# [Figure record extracts]
————

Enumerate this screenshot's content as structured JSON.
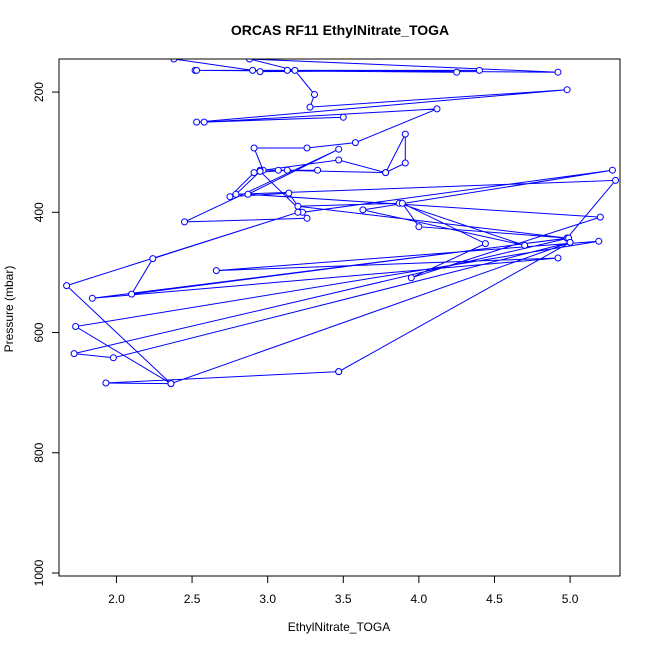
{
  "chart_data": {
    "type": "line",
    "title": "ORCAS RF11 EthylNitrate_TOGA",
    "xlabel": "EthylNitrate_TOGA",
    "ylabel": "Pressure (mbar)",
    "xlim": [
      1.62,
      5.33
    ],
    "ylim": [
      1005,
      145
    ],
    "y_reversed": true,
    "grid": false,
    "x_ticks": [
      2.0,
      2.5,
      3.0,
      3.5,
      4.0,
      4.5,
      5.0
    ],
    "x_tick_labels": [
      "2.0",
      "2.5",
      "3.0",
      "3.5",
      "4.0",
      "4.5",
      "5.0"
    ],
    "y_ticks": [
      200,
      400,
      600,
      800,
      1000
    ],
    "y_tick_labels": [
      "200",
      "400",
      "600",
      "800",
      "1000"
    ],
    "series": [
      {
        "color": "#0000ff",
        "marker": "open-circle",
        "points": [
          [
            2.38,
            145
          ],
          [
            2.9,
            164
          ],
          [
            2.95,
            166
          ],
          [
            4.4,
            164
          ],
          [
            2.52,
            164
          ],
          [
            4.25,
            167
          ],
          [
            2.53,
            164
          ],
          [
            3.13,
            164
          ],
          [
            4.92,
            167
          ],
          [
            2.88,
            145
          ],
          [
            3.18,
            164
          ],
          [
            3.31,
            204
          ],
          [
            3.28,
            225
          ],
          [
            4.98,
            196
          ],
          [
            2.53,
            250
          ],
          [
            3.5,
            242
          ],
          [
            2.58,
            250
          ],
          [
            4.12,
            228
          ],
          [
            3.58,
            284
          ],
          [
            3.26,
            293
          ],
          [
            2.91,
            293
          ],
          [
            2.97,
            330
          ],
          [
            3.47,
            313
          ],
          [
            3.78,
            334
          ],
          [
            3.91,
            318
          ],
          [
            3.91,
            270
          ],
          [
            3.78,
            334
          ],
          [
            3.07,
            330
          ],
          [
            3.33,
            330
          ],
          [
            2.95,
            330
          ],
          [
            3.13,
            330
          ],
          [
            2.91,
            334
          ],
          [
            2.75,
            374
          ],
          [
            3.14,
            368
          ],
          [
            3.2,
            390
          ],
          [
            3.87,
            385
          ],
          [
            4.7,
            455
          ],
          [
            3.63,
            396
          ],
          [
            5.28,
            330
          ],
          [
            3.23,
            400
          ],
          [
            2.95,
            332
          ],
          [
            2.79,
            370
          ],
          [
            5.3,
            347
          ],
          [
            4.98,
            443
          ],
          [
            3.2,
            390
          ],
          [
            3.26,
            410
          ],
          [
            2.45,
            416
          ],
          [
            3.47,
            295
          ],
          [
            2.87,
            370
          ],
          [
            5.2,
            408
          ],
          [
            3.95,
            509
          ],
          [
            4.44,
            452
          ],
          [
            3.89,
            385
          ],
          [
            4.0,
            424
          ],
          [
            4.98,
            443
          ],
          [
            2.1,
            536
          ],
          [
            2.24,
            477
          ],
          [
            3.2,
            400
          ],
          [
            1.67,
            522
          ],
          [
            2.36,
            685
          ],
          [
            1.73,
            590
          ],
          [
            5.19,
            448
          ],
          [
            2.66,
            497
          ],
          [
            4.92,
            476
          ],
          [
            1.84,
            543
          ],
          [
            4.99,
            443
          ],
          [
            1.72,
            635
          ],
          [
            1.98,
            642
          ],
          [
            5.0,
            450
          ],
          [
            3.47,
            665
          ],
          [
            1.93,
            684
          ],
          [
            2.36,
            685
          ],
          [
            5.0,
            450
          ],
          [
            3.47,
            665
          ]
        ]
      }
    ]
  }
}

————

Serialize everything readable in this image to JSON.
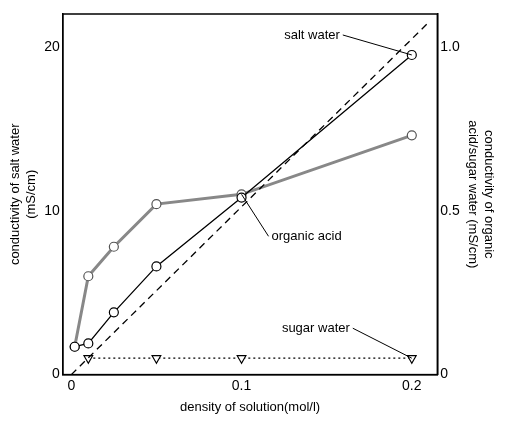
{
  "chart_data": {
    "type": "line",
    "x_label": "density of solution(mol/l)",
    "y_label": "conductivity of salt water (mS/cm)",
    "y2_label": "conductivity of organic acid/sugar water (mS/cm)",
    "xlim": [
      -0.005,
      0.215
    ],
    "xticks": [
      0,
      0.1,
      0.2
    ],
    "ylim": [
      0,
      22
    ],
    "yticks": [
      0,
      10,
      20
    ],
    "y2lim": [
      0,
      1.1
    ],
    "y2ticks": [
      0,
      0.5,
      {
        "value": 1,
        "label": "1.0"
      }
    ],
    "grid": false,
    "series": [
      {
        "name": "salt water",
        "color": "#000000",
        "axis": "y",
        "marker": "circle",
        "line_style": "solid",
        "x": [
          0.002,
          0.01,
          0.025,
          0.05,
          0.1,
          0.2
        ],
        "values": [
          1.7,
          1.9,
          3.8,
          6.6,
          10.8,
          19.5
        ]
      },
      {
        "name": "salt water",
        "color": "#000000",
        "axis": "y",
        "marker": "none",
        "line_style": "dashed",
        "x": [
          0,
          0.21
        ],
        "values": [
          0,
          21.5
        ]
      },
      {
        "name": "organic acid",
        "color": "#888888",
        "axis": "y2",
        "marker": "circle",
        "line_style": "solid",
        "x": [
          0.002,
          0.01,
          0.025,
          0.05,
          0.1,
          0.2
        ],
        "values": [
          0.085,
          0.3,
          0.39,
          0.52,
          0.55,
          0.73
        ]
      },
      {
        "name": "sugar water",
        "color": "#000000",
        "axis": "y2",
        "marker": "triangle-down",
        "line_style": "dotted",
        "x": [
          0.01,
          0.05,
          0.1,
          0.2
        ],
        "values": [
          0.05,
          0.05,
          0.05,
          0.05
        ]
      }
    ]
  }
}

————

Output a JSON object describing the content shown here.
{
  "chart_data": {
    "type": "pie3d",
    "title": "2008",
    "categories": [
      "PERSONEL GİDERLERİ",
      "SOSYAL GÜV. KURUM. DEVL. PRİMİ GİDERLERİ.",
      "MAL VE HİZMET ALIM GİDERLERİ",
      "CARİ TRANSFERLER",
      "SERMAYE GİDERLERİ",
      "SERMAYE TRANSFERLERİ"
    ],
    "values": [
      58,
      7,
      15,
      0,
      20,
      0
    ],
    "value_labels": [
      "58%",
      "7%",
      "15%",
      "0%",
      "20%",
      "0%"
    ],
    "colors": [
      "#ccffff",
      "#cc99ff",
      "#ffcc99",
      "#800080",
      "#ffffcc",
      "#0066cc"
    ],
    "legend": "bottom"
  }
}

————

# [YOUR INSTRUCTIONS]
Where a line of the material above holds the string "title", copy that line.

# [EXERCISE OUTPUT]
    "title": "ORCAS RF11 EthylNitrate_TOGA",
    "title": "2008",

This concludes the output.